#### [THE REQUEST]
Translate this sentence from the 8th Pay Commission page into Spanish: "The Union Cabinet approved its Terms of Reference on 28 October 2025, and the government constituted the commission on 3 November 2025 with an 18-month mandate."

#### [PASSAGE SHOWN]

8th Pay Commission: Status, Fitment and Pay Matrix
The 8th Pay Commission is the body that will revise the pay, allowances and pensions of about 49 lakh central government employees and about 65 lakh pensioners. The Union Cabinet approved its Terms of Reference on 28 October 2025, and the government constituted the commission on 3 November 2025 with an 18-month mandate. The commission itself is official. Its fitment factor, the revised pay matrix and the effective date are not yet announced, so every salary number on this page that relates to the 8th CPC is an estimate, not an entitlement.
This page is the head-term hub for the 8th CPC. It separates what the government has actually notified from what unions, media outlets and salary calculators are projecting, and it links out to the detailed sub-topics: the 8th CPC fitment factor , the 8th Pay Commission salary calculator method, the side-by-side 7th versus 8th Pay Commission comparison, and the parent Pay Commission in India explainer.

#### [LISTED ENTRIES]

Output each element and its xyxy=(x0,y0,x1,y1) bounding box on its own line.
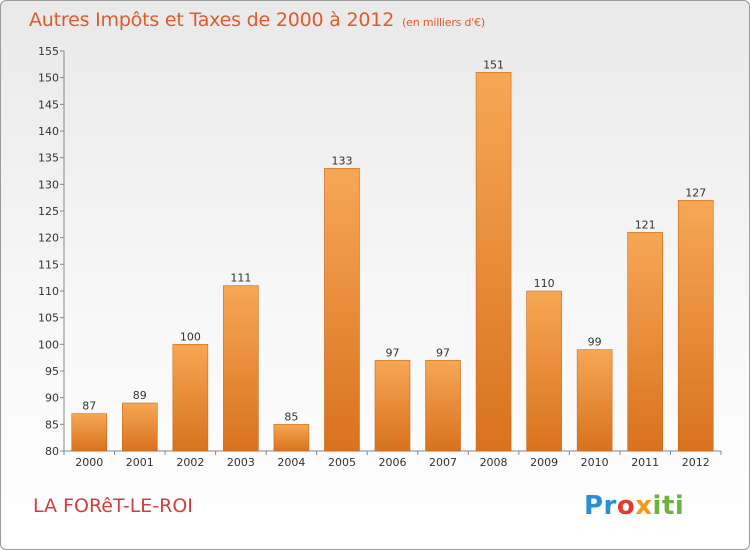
chart-title: Autres Impôts et Taxes de 2000 à 2012 (en… xyxy=(29,9,485,31)
y-tick-label: 145 xyxy=(38,98,59,111)
data-label-2006: 97 xyxy=(386,346,400,359)
data-label-2000: 87 xyxy=(82,400,96,413)
x-axis: 2000 2001 2002 2003 2004 2005 2006 2007 2008 2009… xyxy=(63,450,722,469)
x-tick-label: 2004 xyxy=(277,456,305,469)
bar-2006 xyxy=(374,360,411,452)
bar-2000 xyxy=(71,413,108,452)
x-tick-label: 2001 xyxy=(126,456,154,469)
data-label-2003: 111 xyxy=(230,272,251,285)
bar-2010 xyxy=(576,349,613,452)
x-tick-label: 2005 xyxy=(328,456,356,469)
bar-2004 xyxy=(273,424,310,452)
y-tick-label: 150 xyxy=(38,72,59,85)
y-tick-label: 115 xyxy=(38,258,59,271)
x-tick-label: 2006 xyxy=(379,456,407,469)
y-tick-label: 85 xyxy=(45,418,59,431)
y-tick-label: 135 xyxy=(38,152,59,165)
y-tick-label: 105 xyxy=(38,312,59,325)
x-tick-label: 2011 xyxy=(631,456,659,469)
bar-2011 xyxy=(627,232,663,452)
x-tick-label: 2010 xyxy=(581,456,609,469)
data-label-2010: 99 xyxy=(588,336,602,349)
x-tick-label: 2002 xyxy=(176,456,204,469)
x-tick-label: 2009 xyxy=(530,456,558,469)
y-tick-label: 100 xyxy=(38,338,59,351)
data-label-2001: 89 xyxy=(133,389,147,402)
bar-2007 xyxy=(425,360,461,452)
bar-2012 xyxy=(677,200,714,452)
data-label-2008: 151 xyxy=(483,58,504,71)
bar-2003 xyxy=(223,285,259,452)
data-label-2005: 133 xyxy=(331,154,352,167)
y-tick-label: 80 xyxy=(45,445,59,458)
x-tick-label: 2003 xyxy=(227,456,255,469)
y-tick-label: 130 xyxy=(38,178,59,191)
commune-name: LA FORêT-LE-ROI xyxy=(33,495,193,517)
bar-2009 xyxy=(526,290,562,452)
bar-2008 xyxy=(475,72,512,452)
data-label-2007: 97 xyxy=(436,346,450,359)
x-tick-label: 2012 xyxy=(682,456,710,469)
data-label-2009: 110 xyxy=(534,277,555,290)
bars-group: 87 89 100 111 85 133 97 97 151 110 99 121 127 xyxy=(71,58,714,452)
y-tick-label: 155 xyxy=(38,45,59,58)
bar-2005 xyxy=(324,168,360,452)
data-label-2012: 127 xyxy=(685,186,706,199)
data-label-2002: 100 xyxy=(180,330,201,343)
bar-2002 xyxy=(172,344,209,452)
x-tick-label: 2000 xyxy=(75,456,103,469)
x-tick-label: 2008 xyxy=(480,456,508,469)
x-tick-label: 2007 xyxy=(429,456,457,469)
chart-subtitle: (en milliers d'€) xyxy=(402,16,485,29)
y-tick-label: 120 xyxy=(38,232,59,245)
y-tick-label: 110 xyxy=(38,285,59,298)
bar-2001 xyxy=(122,402,158,452)
proxiti-logo: Proxiti xyxy=(584,491,685,521)
chart-title-text: Autres Impôts et Taxes de 2000 à 2012 xyxy=(29,9,395,31)
y-axis: 80 85 90 95 100 105 110 115 120 125 130 135 140 145 15… xyxy=(38,45,65,458)
data-label-2011: 121 xyxy=(635,218,656,231)
y-tick-label: 125 xyxy=(38,205,59,218)
y-tick-label: 90 xyxy=(45,392,59,405)
y-tick-label: 140 xyxy=(38,125,59,138)
y-tick-label: 95 xyxy=(45,365,59,378)
data-label-2004: 85 xyxy=(284,410,298,423)
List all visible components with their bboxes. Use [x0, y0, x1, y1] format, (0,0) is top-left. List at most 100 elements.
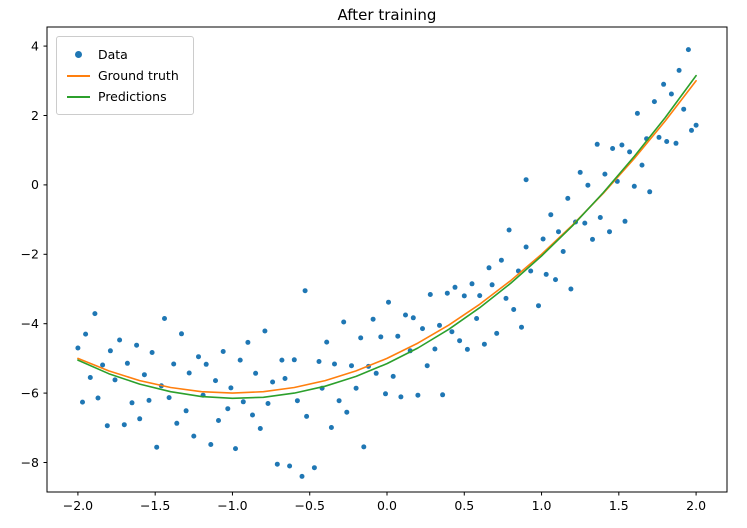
- scatter-point: [452, 284, 458, 290]
- scatter-point: [668, 91, 674, 97]
- scatter-point: [332, 361, 337, 367]
- scatter-point: [141, 372, 147, 378]
- scatter-point: [619, 142, 625, 148]
- scatter-point: [104, 423, 110, 429]
- legend-label-ground-truth: Ground truth: [98, 68, 179, 83]
- scatter-point: [233, 446, 238, 452]
- scatter-point: [196, 354, 201, 360]
- x-tick-label: −0.5: [295, 498, 325, 513]
- scatter-point: [274, 461, 280, 467]
- scatter-point: [582, 220, 588, 226]
- scatter-point: [511, 307, 517, 312]
- scatter-point: [287, 463, 293, 469]
- scatter-point: [349, 363, 354, 369]
- scatter-point: [294, 398, 300, 404]
- scatter-point: [494, 330, 500, 336]
- scatter-point: [498, 257, 504, 263]
- scatter-point: [92, 311, 98, 317]
- scatter-point: [299, 473, 305, 479]
- scatter-point: [358, 335, 364, 341]
- y-tick-label: −4: [21, 316, 39, 331]
- legend-label-predictions: Predictions: [98, 89, 167, 104]
- scatter-point: [560, 249, 566, 254]
- scatter-point: [245, 339, 251, 345]
- scatter-point: [311, 465, 317, 471]
- scatter-point: [395, 333, 401, 339]
- scatter-point: [585, 182, 591, 188]
- scatter-point: [390, 373, 396, 379]
- scatter-point: [568, 286, 574, 292]
- scatter-point: [506, 227, 512, 233]
- scatter-point: [265, 401, 271, 406]
- scatter-point: [424, 363, 430, 369]
- scatter-point: [186, 370, 192, 376]
- scatter-point: [681, 106, 687, 112]
- scatter-point: [437, 322, 442, 328]
- scatter-point: [208, 442, 214, 447]
- scatter-point: [656, 134, 662, 140]
- scatter-point: [602, 171, 608, 177]
- scatter-point: [634, 110, 640, 116]
- scatter-point: [270, 379, 276, 385]
- data-marker-icon: [74, 51, 82, 58]
- scatter-point: [403, 312, 408, 318]
- scatter-point: [651, 99, 657, 105]
- scatter-point: [689, 127, 694, 133]
- x-tick-label: −2.0: [63, 498, 93, 513]
- scatter-point: [523, 244, 529, 250]
- scatter-point: [83, 331, 89, 337]
- scatter-point: [137, 416, 143, 422]
- scatter-point: [304, 413, 310, 419]
- scatter-point: [240, 399, 246, 405]
- y-tick-label: −8: [21, 455, 39, 470]
- scatter-point: [134, 342, 140, 348]
- y-tick-label: 4: [31, 38, 39, 53]
- scatter-point: [279, 357, 285, 363]
- scatter-point: [597, 215, 603, 220]
- scatter-point: [536, 303, 541, 309]
- scatter-point: [237, 357, 243, 363]
- scatter-point: [213, 378, 218, 384]
- scatter-point: [228, 385, 234, 391]
- scatter-point: [410, 315, 416, 321]
- scatter-point: [519, 324, 524, 330]
- scatter-point: [344, 409, 350, 415]
- scatter-point: [676, 67, 682, 73]
- scatter-point: [87, 375, 93, 380]
- scatter-point: [486, 265, 492, 271]
- scatter-point: [631, 183, 637, 189]
- legend-item-data: Data: [64, 44, 179, 65]
- scatter-point: [548, 212, 554, 218]
- scatter-point: [661, 81, 667, 87]
- scatter-point: [622, 218, 628, 224]
- x-tick-label: −1.0: [217, 498, 247, 513]
- scatter-point: [556, 229, 561, 235]
- legend-item-ground-truth: Ground truth: [64, 65, 179, 86]
- scatter-point: [415, 392, 421, 398]
- y-tick-label: −2: [21, 247, 39, 262]
- scatter-point: [444, 290, 450, 296]
- legend-item-predictions: Predictions: [64, 86, 179, 107]
- scatter-point: [183, 408, 189, 414]
- scatter-point: [124, 360, 130, 366]
- predictions-line: [77, 74, 697, 400]
- scatter-point: [461, 293, 467, 299]
- scatter-point: [481, 341, 487, 347]
- scatter-point: [191, 433, 197, 439]
- scatter-point: [75, 345, 81, 351]
- scatter-point: [117, 337, 123, 343]
- scatter-point: [336, 398, 342, 404]
- scatter-point: [420, 326, 425, 332]
- scatter-point: [610, 146, 616, 151]
- ground-truth-line-icon: [66, 74, 90, 77]
- ground-truth-line: [77, 80, 697, 394]
- scatter-point: [216, 418, 221, 423]
- scatter-point: [528, 268, 534, 274]
- scatter-point: [664, 139, 670, 144]
- y-tick-label: 2: [31, 108, 39, 123]
- scatter-point: [203, 361, 209, 367]
- scatter-point: [627, 149, 633, 155]
- scatter-point: [220, 349, 226, 354]
- scatter-point: [457, 338, 463, 344]
- scatter-point: [449, 329, 455, 335]
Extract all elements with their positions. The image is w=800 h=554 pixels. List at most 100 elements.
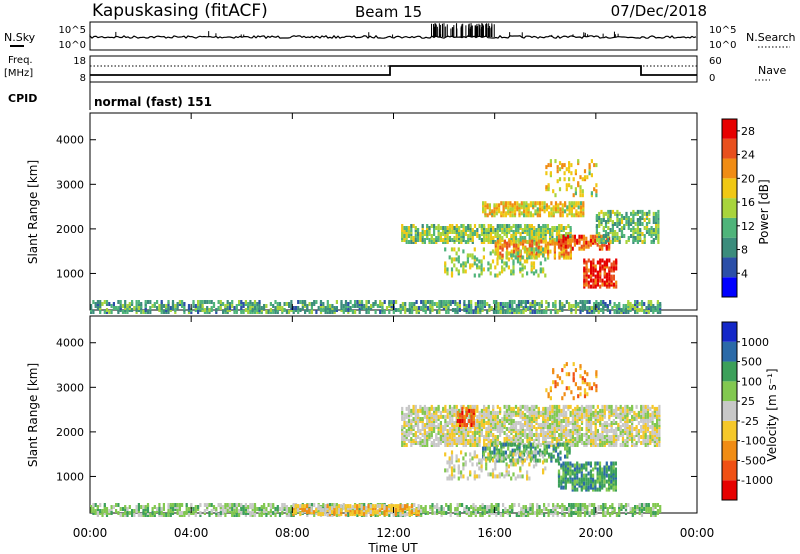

#### [WRITTEN RESPONSE]
El Gabinete de la Unión aprobó sus Términos de Referencia el 28 de octubre de 2025, y el gobierno constituyó la comisión el 3 de noviembre de 2025 con un mandato de 18 meses.